▸ **Problem statement**:
Give only the lines from the one containing "What does this" through the end of the material below, exactly as written.

══════

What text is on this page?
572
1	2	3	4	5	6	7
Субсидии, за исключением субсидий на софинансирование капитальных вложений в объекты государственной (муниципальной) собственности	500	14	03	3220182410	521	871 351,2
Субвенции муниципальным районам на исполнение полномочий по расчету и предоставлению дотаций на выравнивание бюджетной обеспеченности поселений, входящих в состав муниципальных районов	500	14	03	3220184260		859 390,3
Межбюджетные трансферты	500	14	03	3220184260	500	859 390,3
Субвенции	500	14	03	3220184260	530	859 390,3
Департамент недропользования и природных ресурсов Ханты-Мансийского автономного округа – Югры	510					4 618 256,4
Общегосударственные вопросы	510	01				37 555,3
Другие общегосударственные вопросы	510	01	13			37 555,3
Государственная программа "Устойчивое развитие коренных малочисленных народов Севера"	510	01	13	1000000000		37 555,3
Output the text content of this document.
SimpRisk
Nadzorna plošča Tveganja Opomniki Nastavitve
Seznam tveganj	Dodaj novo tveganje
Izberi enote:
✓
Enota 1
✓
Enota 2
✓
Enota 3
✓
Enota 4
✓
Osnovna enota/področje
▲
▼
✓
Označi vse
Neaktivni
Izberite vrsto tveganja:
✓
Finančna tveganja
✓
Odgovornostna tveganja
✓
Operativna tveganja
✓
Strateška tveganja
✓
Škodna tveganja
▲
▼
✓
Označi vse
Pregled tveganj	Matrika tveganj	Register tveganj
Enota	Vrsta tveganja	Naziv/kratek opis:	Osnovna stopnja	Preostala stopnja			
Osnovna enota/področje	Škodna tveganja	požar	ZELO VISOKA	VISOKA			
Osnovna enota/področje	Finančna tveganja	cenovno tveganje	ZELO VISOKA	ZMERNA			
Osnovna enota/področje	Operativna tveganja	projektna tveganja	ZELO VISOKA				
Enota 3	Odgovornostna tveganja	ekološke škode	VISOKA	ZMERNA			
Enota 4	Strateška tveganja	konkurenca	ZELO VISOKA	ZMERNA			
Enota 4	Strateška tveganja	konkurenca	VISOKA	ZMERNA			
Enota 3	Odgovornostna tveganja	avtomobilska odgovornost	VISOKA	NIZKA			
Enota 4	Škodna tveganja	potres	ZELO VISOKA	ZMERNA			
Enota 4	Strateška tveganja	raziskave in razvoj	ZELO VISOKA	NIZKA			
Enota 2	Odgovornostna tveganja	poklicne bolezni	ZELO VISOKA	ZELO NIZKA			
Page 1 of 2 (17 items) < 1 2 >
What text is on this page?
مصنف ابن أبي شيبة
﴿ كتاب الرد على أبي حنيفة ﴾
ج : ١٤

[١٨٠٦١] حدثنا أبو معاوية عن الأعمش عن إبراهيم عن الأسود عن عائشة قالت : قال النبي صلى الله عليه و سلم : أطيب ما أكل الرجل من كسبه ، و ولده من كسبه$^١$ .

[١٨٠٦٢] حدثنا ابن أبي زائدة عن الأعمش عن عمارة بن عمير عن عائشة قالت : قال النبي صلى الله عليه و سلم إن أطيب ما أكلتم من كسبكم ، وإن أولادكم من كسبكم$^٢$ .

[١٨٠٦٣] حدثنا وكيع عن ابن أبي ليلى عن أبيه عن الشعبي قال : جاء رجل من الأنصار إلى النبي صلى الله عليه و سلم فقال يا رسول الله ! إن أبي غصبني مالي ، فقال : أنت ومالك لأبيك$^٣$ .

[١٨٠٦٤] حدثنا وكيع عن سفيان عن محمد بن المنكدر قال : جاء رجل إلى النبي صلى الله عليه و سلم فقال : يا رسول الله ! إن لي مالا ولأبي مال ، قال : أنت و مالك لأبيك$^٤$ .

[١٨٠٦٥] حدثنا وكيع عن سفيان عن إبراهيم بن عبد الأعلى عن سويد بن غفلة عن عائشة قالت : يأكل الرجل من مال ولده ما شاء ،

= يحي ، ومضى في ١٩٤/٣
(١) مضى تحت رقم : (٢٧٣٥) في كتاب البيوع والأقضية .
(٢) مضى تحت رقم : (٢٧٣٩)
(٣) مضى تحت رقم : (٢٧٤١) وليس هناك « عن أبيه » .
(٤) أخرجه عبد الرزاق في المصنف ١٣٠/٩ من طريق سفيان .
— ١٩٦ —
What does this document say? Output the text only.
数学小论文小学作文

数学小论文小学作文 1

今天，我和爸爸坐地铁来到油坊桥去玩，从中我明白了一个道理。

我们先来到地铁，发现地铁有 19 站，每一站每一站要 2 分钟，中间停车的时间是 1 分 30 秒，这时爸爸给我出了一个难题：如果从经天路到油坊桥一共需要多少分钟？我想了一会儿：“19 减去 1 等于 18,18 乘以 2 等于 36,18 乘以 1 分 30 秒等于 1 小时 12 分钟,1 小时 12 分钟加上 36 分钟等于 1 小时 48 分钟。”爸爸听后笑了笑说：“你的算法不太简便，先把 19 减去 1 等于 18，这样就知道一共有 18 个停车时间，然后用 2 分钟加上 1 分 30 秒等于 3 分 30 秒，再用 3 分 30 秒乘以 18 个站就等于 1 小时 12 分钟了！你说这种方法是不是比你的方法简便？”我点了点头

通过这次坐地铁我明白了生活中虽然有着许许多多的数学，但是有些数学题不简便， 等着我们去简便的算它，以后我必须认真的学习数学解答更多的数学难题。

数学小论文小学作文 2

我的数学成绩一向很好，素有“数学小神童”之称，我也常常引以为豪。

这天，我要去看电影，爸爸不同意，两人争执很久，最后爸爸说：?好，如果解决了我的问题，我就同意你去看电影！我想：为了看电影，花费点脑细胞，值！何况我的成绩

══════

▸ **Solution for this problem**:
What does this document say? Output the text only.
数学小论文小学作文

数学小论文小学作文 1

今天，我和爸爸坐地铁来到油坊桥去玩，从中我明白了一个道理。

我们先来到地铁，发现地铁有 19 站，每一站每一站要 2 分钟，中间停车的时间是 1 分 30 秒，这时爸爸给我出了一个难题：如果从经天路到油坊桥一共需要多少分钟？我想了一会儿：“19 减去 1 等于 18,18 乘以 2 等于 36,18 乘以 1 分 30 秒等于 1 小时 12 分钟,1 小时 12 分钟加上 36 分钟等于 1 小时 48 分钟。”爸爸听后笑了笑说：“你的算法不太简便，先把 19 减去 1 等于 18，这样就知道一共有 18 个停车时间，然后用 2 分钟加上 1 分 30 秒等于 3 分 30 秒，再用 3 分 30 秒乘以 18 个站就等于 1 小时 12 分钟了！你说这种方法是不是比你的方法简便？”我点了点头

通过这次坐地铁我明白了生活中虽然有着许许多多的数学，但是有些数学题不简便， 等着我们去简便的算它，以后我必须认真的学习数学解答更多的数学难题。

数学小论文小学作文 2

我的数学成绩一向很好，素有“数学小神童”之称，我也常常引以为豪。

这天，我要去看电影，爸爸不同意，两人争执很久，最后爸爸说：?好，如果解决了我的问题，我就同意你去看电影！我想：为了看电影，花费点脑细胞，值！何况我的成绩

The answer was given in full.